YOUR GOAL:
Return each line that holds the word "colors".

EXERCISE INPUT:
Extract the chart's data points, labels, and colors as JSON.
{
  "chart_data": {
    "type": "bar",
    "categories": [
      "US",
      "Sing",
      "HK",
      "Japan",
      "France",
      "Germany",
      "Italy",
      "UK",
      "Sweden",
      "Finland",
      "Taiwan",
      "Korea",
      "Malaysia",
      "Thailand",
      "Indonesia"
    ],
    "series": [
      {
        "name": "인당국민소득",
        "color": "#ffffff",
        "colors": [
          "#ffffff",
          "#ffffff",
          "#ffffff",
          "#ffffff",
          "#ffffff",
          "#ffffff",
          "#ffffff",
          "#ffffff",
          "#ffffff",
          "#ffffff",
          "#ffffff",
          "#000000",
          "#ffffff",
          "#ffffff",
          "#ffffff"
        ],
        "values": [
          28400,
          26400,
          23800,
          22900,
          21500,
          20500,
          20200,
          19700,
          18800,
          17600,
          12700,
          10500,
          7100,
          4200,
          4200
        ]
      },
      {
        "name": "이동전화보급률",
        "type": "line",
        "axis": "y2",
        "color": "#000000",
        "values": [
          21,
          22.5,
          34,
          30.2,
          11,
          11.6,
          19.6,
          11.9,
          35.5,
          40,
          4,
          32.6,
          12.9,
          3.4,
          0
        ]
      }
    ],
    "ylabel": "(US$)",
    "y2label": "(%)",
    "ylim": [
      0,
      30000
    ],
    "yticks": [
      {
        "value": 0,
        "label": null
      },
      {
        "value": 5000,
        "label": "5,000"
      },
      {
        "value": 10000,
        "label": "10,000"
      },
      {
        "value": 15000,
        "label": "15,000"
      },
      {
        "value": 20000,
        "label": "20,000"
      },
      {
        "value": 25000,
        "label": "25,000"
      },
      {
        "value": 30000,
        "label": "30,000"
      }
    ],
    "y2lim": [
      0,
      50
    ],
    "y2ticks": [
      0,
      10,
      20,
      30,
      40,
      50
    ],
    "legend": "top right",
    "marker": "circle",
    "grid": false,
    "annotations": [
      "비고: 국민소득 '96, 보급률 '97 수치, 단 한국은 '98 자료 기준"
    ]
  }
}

WRITTEN REPLY:
Extract the chart's data points, labels, and colors as JSON.
        "colors": [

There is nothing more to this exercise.